## [Work task]
The job is to find each line in the entries holding the string "discovery" and copy that line.

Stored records
▶
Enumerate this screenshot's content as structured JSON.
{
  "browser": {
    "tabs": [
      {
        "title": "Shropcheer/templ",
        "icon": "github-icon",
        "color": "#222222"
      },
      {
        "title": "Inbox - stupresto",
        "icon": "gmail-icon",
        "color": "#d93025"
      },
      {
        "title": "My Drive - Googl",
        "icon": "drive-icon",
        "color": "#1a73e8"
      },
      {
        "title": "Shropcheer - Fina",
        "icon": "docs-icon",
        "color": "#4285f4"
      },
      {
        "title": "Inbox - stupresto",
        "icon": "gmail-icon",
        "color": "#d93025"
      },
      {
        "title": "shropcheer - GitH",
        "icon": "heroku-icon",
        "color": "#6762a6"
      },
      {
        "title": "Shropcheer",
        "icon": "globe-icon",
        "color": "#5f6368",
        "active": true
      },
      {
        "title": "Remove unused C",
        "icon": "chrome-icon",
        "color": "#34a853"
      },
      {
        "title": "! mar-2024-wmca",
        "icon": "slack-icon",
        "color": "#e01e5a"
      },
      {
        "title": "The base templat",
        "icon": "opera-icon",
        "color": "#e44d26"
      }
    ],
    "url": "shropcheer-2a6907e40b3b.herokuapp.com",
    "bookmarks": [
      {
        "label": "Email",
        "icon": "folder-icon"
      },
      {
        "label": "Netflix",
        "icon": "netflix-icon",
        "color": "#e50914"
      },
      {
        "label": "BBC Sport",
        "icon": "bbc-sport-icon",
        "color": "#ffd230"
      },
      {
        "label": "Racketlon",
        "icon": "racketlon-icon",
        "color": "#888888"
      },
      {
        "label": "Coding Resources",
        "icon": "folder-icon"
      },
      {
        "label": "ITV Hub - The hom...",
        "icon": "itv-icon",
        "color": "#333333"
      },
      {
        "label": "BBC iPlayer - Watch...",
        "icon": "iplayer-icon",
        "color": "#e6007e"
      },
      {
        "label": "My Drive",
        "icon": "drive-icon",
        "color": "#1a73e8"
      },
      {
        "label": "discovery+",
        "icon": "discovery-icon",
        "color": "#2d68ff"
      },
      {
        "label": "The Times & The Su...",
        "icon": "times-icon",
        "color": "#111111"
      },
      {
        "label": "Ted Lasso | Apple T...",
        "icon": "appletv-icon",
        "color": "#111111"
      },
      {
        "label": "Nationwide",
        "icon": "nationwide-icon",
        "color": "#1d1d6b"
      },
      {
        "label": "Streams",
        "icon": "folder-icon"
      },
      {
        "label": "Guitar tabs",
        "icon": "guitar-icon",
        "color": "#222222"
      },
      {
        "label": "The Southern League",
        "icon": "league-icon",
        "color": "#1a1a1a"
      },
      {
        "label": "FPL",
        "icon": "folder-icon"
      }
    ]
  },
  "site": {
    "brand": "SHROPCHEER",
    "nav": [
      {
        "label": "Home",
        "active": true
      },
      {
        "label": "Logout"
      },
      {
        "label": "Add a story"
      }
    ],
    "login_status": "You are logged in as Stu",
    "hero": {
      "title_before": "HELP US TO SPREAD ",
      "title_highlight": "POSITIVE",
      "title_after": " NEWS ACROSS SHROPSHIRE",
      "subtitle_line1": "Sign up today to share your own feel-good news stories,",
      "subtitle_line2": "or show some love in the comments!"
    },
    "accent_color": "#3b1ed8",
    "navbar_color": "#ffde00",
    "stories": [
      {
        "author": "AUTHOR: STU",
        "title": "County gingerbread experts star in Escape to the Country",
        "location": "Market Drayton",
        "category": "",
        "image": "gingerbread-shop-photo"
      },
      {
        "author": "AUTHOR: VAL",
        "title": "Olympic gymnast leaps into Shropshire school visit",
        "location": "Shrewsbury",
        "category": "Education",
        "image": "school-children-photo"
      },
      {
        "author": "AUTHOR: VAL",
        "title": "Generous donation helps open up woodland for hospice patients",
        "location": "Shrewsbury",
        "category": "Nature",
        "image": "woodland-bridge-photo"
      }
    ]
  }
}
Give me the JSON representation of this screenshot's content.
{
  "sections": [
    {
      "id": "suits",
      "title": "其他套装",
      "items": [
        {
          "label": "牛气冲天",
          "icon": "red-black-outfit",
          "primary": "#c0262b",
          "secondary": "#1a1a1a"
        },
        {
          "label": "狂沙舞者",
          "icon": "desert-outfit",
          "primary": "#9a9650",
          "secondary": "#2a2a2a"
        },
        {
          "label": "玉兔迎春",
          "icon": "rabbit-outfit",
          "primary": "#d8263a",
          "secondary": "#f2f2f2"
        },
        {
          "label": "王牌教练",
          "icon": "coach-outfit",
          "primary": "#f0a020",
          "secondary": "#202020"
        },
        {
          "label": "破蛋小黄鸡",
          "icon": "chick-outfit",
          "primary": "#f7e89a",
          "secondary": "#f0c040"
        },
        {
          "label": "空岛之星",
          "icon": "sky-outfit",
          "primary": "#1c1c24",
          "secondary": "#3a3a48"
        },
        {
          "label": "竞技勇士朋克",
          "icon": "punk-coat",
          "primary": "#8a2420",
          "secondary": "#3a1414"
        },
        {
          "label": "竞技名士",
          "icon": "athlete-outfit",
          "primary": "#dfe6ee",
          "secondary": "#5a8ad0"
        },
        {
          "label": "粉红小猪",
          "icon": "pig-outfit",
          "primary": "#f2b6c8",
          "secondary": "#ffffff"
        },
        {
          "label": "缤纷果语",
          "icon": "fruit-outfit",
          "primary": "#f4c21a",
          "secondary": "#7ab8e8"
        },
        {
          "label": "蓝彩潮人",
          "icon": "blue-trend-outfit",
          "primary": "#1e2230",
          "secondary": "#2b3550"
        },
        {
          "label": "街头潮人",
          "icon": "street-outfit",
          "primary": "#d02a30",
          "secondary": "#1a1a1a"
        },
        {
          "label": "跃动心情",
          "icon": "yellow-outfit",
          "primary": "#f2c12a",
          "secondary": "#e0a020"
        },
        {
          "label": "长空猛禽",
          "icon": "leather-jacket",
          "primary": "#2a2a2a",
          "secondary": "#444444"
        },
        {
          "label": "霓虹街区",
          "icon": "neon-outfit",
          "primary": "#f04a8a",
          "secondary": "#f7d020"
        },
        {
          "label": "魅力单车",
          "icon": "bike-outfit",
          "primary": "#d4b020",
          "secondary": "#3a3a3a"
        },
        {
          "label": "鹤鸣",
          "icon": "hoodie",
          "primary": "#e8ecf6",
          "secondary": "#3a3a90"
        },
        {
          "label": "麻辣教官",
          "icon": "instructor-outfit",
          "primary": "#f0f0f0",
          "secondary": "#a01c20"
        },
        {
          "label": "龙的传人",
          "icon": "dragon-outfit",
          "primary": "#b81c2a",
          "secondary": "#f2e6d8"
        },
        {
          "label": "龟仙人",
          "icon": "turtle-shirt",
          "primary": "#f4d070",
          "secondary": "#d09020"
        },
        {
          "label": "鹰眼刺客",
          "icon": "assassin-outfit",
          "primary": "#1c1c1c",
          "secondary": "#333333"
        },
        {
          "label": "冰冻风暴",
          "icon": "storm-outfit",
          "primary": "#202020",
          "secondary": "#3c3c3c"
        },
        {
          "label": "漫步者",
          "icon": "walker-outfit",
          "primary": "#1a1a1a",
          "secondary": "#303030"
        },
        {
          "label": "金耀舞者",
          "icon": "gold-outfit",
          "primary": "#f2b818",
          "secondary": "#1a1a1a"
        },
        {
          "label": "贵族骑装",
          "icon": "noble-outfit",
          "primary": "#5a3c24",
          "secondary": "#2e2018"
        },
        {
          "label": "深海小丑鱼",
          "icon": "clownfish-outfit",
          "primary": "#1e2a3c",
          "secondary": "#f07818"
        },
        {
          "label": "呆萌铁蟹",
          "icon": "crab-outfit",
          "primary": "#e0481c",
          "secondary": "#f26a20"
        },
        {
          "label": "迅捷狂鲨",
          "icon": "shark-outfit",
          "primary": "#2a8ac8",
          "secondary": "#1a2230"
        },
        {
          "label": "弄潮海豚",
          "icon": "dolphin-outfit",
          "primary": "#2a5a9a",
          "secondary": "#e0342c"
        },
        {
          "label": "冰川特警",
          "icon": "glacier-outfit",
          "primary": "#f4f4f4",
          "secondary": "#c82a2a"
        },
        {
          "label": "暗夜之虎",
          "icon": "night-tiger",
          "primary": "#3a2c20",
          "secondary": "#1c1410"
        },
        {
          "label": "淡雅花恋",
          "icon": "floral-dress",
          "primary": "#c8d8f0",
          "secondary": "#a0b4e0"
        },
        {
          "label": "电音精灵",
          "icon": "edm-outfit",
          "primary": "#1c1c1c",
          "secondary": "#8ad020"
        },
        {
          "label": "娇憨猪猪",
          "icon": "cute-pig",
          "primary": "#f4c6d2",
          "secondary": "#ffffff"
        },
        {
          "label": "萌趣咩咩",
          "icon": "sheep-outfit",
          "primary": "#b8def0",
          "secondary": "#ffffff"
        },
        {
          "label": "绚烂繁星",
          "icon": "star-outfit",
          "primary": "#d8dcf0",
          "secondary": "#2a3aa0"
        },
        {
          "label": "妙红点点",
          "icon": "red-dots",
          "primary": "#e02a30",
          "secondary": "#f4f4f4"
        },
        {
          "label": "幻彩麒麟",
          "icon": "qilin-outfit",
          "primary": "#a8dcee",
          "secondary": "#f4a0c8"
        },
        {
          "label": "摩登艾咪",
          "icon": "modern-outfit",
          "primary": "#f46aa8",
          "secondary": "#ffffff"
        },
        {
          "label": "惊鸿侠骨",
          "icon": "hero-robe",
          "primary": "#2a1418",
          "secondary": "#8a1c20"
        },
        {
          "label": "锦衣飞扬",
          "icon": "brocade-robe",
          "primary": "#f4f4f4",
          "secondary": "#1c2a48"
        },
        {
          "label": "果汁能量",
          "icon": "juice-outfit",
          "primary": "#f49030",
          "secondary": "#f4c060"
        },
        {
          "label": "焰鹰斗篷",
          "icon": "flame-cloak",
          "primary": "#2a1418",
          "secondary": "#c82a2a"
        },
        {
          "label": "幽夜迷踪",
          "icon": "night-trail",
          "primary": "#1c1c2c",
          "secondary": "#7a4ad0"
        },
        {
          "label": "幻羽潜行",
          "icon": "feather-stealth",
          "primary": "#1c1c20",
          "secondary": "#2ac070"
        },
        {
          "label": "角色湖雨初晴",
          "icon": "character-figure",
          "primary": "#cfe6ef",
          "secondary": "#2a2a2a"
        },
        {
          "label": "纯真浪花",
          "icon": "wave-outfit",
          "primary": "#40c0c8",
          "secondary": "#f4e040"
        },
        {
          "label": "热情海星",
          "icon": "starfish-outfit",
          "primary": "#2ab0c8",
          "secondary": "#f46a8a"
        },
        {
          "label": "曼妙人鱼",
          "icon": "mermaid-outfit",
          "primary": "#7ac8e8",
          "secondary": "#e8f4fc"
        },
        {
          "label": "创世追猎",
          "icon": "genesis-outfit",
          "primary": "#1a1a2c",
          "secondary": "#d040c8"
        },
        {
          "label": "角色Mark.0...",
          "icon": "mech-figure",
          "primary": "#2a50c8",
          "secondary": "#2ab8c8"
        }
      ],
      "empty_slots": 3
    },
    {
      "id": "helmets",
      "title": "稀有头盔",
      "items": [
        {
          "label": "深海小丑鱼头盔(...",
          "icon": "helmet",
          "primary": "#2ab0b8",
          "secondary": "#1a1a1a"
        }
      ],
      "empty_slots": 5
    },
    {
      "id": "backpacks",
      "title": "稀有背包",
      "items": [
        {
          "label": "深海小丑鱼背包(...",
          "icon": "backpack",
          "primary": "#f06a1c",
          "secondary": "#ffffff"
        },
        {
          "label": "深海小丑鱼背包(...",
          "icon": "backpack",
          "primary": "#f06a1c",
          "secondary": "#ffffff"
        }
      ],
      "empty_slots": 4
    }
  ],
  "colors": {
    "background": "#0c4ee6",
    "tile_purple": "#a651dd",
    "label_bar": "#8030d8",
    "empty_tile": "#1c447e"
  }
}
◀
## [Result]
        "label": "discovery+",
        "icon": "discovery-icon",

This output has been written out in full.